>> begin Provided records
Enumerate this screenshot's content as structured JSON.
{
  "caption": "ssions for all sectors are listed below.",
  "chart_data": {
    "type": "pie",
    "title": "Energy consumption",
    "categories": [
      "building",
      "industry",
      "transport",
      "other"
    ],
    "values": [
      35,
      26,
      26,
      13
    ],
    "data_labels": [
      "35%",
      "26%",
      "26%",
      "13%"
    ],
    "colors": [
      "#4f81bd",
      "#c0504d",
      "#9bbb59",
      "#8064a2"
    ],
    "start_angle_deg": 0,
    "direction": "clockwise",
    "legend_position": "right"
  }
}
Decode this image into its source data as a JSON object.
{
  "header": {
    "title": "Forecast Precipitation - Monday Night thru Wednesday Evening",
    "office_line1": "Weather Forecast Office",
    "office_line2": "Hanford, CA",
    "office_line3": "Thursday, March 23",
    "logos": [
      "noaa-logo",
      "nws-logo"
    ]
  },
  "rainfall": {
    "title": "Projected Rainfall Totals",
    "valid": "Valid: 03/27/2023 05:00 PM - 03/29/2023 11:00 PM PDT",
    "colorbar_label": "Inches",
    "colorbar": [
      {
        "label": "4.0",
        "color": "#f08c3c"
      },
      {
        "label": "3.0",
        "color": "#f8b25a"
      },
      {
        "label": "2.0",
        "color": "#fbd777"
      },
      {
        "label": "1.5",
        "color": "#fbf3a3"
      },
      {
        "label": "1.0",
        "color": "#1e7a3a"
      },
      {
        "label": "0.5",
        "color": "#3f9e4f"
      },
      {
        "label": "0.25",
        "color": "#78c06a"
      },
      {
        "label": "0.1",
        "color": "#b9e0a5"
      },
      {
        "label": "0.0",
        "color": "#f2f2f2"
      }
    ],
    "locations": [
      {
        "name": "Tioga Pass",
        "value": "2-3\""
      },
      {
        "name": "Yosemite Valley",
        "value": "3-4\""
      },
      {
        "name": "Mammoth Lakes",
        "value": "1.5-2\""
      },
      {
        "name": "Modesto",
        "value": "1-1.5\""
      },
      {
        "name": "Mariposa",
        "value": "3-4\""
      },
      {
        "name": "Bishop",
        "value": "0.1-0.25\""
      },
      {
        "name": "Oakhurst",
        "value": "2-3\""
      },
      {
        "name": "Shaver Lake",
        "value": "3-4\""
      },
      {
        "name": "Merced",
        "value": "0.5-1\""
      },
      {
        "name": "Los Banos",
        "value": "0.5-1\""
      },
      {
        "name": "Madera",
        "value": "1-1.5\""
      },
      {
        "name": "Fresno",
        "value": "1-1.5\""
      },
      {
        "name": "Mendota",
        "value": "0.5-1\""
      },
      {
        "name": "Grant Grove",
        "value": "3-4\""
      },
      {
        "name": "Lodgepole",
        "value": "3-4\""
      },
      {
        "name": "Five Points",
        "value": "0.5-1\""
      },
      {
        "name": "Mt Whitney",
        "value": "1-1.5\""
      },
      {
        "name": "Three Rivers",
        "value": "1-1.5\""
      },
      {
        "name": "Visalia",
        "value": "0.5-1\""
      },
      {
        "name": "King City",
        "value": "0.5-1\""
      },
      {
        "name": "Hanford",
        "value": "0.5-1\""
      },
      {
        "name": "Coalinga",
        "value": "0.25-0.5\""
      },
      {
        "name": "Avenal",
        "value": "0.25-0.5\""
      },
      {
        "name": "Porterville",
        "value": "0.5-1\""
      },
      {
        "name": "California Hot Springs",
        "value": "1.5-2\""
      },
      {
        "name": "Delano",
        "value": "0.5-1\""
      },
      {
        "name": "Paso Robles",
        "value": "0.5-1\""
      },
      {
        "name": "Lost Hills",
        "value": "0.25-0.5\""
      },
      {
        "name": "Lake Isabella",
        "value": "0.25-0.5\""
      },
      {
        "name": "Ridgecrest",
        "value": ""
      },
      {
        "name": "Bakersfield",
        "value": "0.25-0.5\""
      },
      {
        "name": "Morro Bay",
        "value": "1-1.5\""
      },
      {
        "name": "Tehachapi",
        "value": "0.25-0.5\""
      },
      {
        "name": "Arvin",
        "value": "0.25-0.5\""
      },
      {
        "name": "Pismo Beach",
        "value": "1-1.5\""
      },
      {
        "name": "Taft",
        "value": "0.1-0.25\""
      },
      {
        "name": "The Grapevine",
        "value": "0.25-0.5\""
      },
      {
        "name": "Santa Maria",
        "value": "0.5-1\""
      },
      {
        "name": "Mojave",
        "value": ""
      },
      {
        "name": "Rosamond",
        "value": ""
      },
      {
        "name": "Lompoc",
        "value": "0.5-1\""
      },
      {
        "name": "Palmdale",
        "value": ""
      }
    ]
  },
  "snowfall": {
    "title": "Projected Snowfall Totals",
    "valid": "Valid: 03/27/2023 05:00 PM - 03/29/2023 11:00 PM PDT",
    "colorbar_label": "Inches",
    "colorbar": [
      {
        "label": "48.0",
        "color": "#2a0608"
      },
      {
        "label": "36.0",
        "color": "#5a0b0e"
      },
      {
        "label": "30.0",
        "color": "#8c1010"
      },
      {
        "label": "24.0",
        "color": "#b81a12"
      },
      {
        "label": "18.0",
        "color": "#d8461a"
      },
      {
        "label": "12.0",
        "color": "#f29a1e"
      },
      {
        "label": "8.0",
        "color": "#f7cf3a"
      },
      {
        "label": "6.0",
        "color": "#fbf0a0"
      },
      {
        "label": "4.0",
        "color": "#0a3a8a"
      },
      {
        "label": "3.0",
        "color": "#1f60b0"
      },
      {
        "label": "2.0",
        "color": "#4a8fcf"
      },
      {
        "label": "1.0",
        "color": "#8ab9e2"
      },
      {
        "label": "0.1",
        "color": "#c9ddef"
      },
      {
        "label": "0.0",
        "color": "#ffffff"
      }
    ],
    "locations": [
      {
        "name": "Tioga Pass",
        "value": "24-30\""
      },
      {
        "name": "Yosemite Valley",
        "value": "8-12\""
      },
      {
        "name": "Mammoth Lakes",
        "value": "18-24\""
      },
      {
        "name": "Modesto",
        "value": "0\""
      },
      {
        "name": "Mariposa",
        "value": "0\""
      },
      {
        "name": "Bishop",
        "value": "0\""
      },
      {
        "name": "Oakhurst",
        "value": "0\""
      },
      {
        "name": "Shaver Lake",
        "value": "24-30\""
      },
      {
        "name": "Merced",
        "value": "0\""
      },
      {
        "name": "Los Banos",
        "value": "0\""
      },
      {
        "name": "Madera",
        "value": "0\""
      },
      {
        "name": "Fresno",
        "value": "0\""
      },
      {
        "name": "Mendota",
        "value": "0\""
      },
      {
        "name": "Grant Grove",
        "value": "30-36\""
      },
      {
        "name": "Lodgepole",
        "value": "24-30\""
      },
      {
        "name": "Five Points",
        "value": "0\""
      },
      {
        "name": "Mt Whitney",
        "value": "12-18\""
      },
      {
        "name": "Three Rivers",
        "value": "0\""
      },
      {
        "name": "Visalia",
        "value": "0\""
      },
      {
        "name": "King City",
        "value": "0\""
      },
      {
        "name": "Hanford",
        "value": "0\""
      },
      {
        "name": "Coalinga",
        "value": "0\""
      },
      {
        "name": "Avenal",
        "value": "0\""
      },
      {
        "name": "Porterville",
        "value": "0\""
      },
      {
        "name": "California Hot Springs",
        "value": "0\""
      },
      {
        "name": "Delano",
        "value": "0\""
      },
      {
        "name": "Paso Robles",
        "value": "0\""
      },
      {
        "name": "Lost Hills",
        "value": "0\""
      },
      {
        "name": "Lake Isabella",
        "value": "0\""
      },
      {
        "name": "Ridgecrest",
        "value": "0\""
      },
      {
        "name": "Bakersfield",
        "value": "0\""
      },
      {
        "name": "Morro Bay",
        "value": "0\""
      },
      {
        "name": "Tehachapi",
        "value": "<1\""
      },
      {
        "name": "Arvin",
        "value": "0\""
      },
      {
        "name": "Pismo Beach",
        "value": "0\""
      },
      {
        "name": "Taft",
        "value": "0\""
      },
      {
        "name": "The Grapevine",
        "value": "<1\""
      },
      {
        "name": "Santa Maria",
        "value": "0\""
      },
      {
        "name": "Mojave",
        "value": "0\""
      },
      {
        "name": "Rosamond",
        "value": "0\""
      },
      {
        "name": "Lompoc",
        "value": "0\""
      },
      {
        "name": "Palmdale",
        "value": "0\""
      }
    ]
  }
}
>> end Provided records
*Exercise:* Determine the number of lines containing "JSON". Write only that number.

*Answer to this problem:* 2